Write out the full set of records below exactly.

> Saved data entries:
--------------------

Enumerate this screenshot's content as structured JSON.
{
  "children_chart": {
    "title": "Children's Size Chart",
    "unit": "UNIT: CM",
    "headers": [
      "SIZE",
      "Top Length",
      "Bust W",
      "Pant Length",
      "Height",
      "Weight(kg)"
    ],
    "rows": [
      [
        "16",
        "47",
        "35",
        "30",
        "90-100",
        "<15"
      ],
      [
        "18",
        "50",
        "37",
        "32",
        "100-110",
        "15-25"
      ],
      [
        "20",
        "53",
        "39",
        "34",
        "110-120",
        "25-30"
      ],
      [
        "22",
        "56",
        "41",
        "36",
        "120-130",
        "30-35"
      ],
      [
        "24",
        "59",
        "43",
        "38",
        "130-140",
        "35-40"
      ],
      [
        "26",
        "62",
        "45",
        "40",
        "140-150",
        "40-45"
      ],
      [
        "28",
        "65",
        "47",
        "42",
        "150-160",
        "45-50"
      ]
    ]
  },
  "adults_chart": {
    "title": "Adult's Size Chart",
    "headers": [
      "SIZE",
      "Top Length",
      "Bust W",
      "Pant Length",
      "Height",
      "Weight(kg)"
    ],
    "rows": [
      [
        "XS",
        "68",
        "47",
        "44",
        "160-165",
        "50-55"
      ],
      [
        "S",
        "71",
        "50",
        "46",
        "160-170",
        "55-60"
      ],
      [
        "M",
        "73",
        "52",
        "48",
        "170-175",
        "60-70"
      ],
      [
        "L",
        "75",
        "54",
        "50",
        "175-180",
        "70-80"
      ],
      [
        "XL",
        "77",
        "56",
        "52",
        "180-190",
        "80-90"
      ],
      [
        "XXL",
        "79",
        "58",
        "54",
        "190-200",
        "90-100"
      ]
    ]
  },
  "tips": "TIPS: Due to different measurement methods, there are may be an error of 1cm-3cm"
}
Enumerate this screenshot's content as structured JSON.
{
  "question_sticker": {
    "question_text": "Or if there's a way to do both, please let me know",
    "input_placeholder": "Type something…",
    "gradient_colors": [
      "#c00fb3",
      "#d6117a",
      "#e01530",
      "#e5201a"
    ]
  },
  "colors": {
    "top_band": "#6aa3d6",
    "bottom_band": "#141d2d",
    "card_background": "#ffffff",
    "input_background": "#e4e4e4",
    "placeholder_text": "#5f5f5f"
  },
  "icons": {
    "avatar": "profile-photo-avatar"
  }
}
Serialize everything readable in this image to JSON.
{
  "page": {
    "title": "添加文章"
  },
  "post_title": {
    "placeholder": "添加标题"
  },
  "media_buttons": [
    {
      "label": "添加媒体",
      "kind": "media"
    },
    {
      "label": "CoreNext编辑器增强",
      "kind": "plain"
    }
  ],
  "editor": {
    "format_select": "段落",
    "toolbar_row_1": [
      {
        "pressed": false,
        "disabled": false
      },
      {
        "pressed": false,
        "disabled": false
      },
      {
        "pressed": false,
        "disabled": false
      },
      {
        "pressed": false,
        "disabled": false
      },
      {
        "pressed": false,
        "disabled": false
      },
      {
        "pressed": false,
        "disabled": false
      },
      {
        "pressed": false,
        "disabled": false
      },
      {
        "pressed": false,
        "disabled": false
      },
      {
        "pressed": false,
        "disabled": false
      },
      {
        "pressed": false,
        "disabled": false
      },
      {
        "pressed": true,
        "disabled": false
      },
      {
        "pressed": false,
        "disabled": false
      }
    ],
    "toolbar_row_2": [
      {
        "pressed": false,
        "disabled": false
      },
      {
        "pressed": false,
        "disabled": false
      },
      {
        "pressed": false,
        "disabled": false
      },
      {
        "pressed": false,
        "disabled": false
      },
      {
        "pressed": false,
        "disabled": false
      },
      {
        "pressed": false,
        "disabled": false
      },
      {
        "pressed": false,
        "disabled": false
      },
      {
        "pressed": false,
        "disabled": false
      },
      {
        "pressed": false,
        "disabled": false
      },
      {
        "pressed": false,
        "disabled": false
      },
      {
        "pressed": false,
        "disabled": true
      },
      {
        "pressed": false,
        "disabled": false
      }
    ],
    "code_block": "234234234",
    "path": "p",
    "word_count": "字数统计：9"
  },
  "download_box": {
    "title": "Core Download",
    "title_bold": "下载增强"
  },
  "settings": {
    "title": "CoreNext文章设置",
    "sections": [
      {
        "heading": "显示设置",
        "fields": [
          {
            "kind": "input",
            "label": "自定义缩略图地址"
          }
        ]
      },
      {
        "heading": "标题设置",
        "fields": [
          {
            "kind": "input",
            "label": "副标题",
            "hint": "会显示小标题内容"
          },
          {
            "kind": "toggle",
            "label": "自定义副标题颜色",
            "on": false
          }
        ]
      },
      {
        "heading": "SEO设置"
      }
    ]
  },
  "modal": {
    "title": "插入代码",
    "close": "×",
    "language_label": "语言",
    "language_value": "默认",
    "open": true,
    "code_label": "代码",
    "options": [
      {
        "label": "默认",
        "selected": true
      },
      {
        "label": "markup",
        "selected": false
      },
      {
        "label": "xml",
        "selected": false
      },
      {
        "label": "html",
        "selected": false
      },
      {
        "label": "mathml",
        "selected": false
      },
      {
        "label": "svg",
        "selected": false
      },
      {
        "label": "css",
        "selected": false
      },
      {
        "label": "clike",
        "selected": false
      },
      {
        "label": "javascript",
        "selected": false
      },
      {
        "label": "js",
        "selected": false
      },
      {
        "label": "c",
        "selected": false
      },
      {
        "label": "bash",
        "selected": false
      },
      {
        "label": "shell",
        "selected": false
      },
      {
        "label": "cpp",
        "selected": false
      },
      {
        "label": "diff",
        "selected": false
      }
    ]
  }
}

--------------------

> Task output:
Enumerate this screenshot's content as structured JSON.
{
  "children_chart": {
    "title": "Children's Size Chart",
    "unit": "UNIT: CM",
    "headers": [
      "SIZE",
      "Top Length",
      "Bust W",
      "Pant Length",
      "Height",
      "Weight(kg)"
    ],
    "rows": [
      [
        "16",
        "47",
        "35",
        "30",
        "90-100",
        "<15"
      ],
      [
        "18",
        "50",
        "37",
        "32",
        "100-110",
        "15-25"
      ],
      [
        "20",
        "53",
        "39",
        "34",
        "110-120",
        "25-30"
      ],
      [
        "22",
        "56",
        "41",
        "36",
        "120-130",
        "30-35"
      ],
      [
        "24",
        "59",
        "43",
        "38",
        "130-140",
        "35-40"
      ],
      [
        "26",
        "62",
        "45",
        "40",
        "140-150",
        "40-45"
      ],
      [
        "28",
        "65",
        "47",
        "42",
        "150-160",
        "45-50"
      ]
    ]
  },
  "adults_chart": {
    "title": "Adult's Size Chart",
    "headers": [
      "SIZE",
      "Top Length",
      "Bust W",
      "Pant Length",
      "Height",
      "Weight(kg)"
    ],
    "rows": [
      [
        "XS",
        "68",
        "47",
        "44",
        "160-165",
        "50-55"
      ],
      [
        "S",
        "71",
        "50",
        "46",
        "160-170",
        "55-60"
      ],
      [
        "M",
        "73",
        "52",
        "48",
        "170-175",
        "60-70"
      ],
      [
        "L",
        "75",
        "54",
        "50",
        "175-180",
        "70-80"
      ],
      [
        "XL",
        "77",
        "56",
        "52",
        "180-190",
        "80-90"
      ],
      [
        "XXL",
        "79",
        "58",
        "54",
        "190-200",
        "90-100"
      ]
    ]
  },
  "tips": "TIPS: Due to different measurement methods, there are may be an error of 1cm-3cm"
}
Enumerate this screenshot's content as structured JSON.
{
  "question_sticker": {
    "question_text": "Or if there's a way to do both, please let me know",
    "input_placeholder": "Type something…",
    "gradient_colors": [
      "#c00fb3",
      "#d6117a",
      "#e01530",
      "#e5201a"
    ]
  },
  "colors": {
    "top_band": "#6aa3d6",
    "bottom_band": "#141d2d",
    "card_background": "#ffffff",
    "input_background": "#e4e4e4",
    "placeholder_text": "#5f5f5f"
  },
  "icons": {
    "avatar": "profile-photo-avatar"
  }
}
Serialize everything readable in this image to JSON.
{
  "page": {
    "title": "添加文章"
  },
  "post_title": {
    "placeholder": "添加标题"
  },
  "media_buttons": [
    {
      "label": "添加媒体",
      "kind": "media"
    },
    {
      "label": "CoreNext编辑器增强",
      "kind": "plain"
    }
  ],
  "editor": {
    "format_select": "段落",
    "toolbar_row_1": [
      {
        "pressed": false,
        "disabled": false
      },
      {
        "pressed": false,
        "disabled": false
      },
      {
        "pressed": false,
        "disabled": false
      },
      {
        "pressed": false,
        "disabled": false
      },
      {
        "pressed": false,
        "disabled": false
      },
      {
        "pressed": false,
        "disabled": false
      },
      {
        "pressed": false,
        "disabled": false
      },
      {
        "pressed": false,
        "disabled": false
      },
      {
        "pressed": false,
        "disabled": false
      },
      {
        "pressed": false,
        "disabled": false
      },
      {
        "pressed": true,
        "disabled": false
      },
      {
        "pressed": false,
        "disabled": false
      }
    ],
    "toolbar_row_2": [
      {
        "pressed": false,
        "disabled": false
      },
      {
        "pressed": false,
        "disabled": false
      },
      {
        "pressed": false,
        "disabled": false
      },
      {
        "pressed": false,
        "disabled": false
      },
      {
        "pressed": false,
        "disabled": false
      },
      {
        "pressed": false,
        "disabled": false
      },
      {
        "pressed": false,
        "disabled": false
      },
      {
        "pressed": false,
        "disabled": false
      },
      {
        "pressed": false,
        "disabled": false
      },
      {
        "pressed": false,
        "disabled": false
      },
      {
        "pressed": false,
        "disabled": true
      },
      {
        "pressed": false,
        "disabled": false
      }
    ],
    "code_block": "234234234",
    "path": "p",
    "word_count": "字数统计：9"
  },
  "download_box": {
    "title": "Core Download",
    "title_bold": "下载增强"
  },
  "settings": {
    "title": "CoreNext文章设置",
    "sections": [
      {
        "heading": "显示设置",
        "fields": [
          {
            "kind": "input",
            "label": "自定义缩略图地址"
          }
        ]
      },
      {
        "heading": "标题设置",
        "fields": [
          {
            "kind": "input",
            "label": "副标题",
            "hint": "会显示小标题内容"
          },
          {
            "kind": "toggle",
            "label": "自定义副标题颜色",
            "on": false
          }
        ]
      },
      {
        "heading": "SEO设置"
      }
    ]
  },
  "modal": {
    "title": "插入代码",
    "close": "×",
    "language_label": "语言",
    "language_value": "默认",
    "open": true,
    "code_label": "代码",
    "options": [
      {
        "label": "默认",
        "selected": true
      },
      {
        "label": "markup",
        "selected": false
      },
      {
        "label": "xml",
        "selected": false
      },
      {
        "label": "html",
        "selected": false
      },
      {
        "label": "mathml",
        "selected": false
      },
      {
        "label": "svg",
        "selected": false
      },
      {
        "label": "css",
        "selected": false
      },
      {
        "label": "clike",
        "selected": false
      },
      {
        "label": "javascript",
        "selected": false
      },
      {
        "label": "js",
        "selected": false
      },
      {
        "label": "c",
        "selected": false
      },
      {
        "label": "bash",
        "selected": false
      },
      {
        "label": "shell",
        "selected": false
      },
      {
        "label": "cpp",
        "selected": false
      },
      {
        "label": "diff",
        "selected": false
      }
    ]
  }
}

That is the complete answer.